_Problem details_
Copy out each line below that has the word "Fertility" in it.

### Task input

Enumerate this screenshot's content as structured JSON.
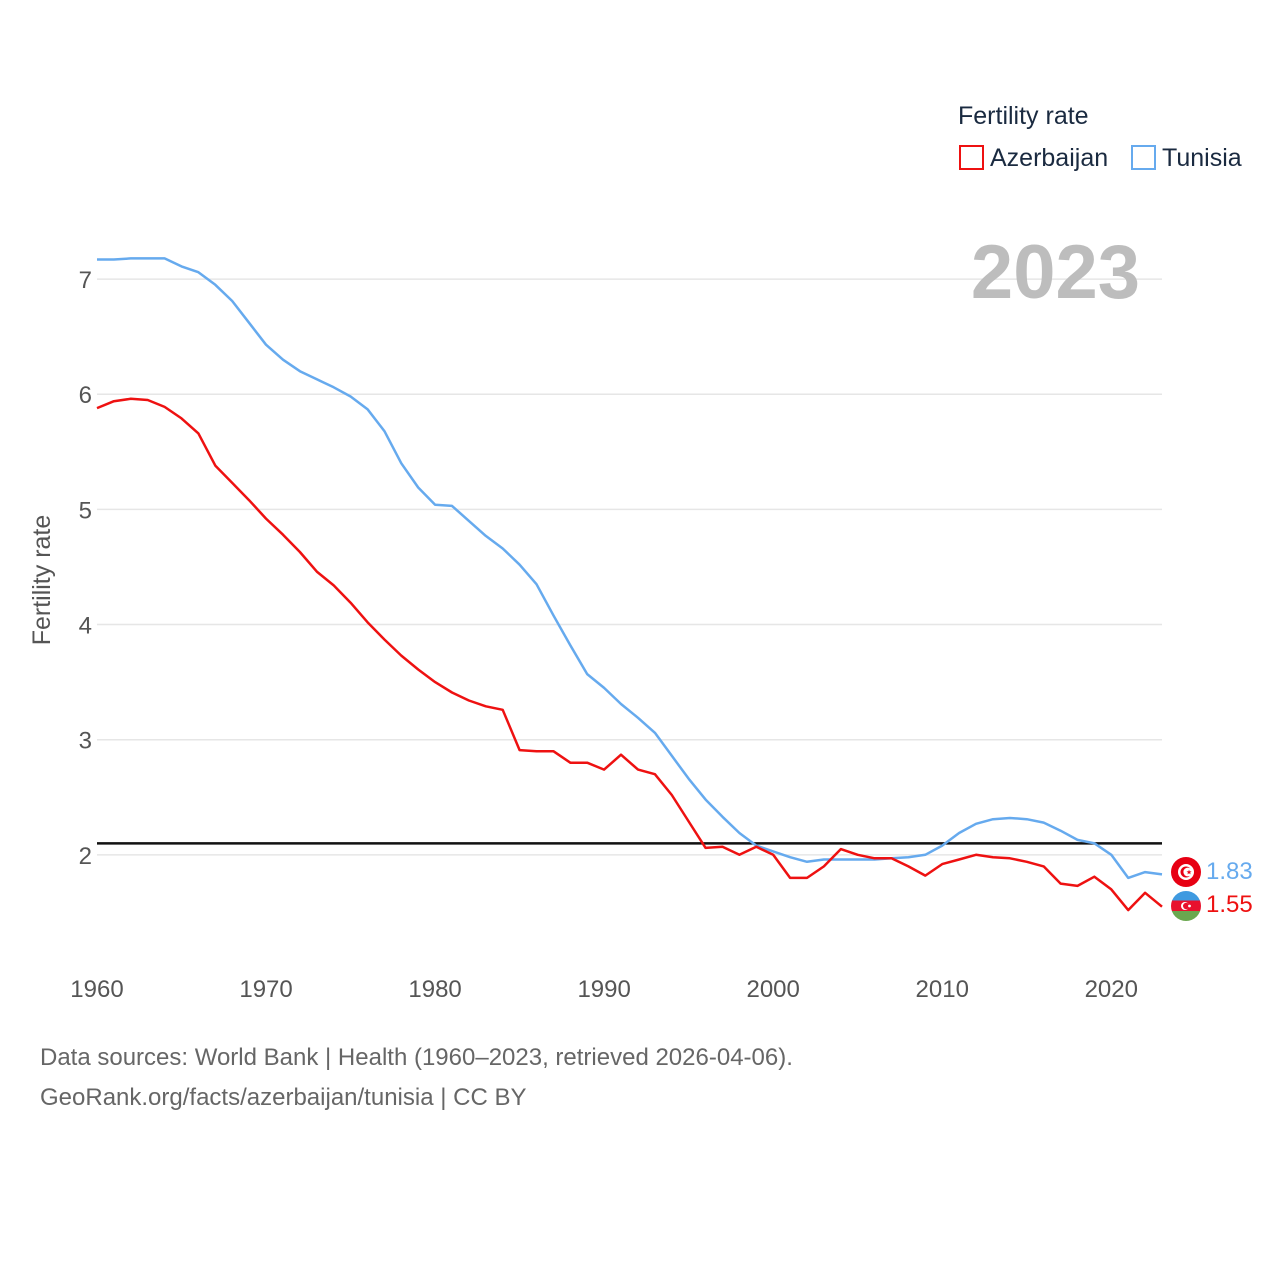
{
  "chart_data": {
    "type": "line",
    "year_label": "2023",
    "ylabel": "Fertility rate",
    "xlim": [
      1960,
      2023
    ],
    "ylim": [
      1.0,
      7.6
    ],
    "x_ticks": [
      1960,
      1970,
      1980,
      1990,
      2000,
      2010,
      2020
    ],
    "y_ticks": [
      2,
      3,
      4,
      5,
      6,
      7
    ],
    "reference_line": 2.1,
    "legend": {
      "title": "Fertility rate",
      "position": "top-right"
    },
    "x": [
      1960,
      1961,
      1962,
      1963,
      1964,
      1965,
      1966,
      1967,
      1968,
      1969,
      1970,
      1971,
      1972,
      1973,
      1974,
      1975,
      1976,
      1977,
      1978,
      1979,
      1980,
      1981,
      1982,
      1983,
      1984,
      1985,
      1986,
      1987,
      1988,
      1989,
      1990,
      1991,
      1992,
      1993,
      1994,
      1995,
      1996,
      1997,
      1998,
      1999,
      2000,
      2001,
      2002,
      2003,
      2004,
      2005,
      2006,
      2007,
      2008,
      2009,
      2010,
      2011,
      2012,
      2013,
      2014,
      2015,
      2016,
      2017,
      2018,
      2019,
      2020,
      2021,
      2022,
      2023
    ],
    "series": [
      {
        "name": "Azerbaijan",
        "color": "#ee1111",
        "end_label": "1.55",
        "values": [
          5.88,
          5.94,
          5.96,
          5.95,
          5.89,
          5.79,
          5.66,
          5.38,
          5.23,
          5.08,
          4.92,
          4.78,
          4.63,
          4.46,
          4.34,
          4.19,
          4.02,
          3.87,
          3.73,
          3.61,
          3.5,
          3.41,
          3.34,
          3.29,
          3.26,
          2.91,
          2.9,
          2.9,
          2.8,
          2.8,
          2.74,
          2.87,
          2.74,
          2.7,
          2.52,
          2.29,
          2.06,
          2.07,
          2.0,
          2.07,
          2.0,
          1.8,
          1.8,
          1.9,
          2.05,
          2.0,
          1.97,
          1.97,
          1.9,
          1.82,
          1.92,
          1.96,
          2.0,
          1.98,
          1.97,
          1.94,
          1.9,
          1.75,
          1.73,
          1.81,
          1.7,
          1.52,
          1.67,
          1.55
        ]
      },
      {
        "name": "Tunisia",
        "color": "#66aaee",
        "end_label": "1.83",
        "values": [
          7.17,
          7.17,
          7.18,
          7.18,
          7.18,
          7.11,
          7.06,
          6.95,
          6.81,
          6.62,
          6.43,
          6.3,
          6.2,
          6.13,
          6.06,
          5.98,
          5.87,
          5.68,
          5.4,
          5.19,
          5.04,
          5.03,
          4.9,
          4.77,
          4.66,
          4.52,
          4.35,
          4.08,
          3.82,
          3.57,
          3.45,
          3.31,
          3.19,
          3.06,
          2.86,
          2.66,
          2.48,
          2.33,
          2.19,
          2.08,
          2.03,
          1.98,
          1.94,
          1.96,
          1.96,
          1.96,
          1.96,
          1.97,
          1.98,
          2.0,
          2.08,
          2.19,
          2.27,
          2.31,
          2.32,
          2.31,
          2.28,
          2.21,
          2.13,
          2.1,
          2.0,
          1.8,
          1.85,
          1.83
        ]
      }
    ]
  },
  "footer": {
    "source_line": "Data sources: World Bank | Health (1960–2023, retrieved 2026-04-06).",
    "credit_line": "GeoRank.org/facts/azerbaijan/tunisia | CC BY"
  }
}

######

_Result of this task_
    "ylabel": "Fertility rate",
      "title": "Fertility rate",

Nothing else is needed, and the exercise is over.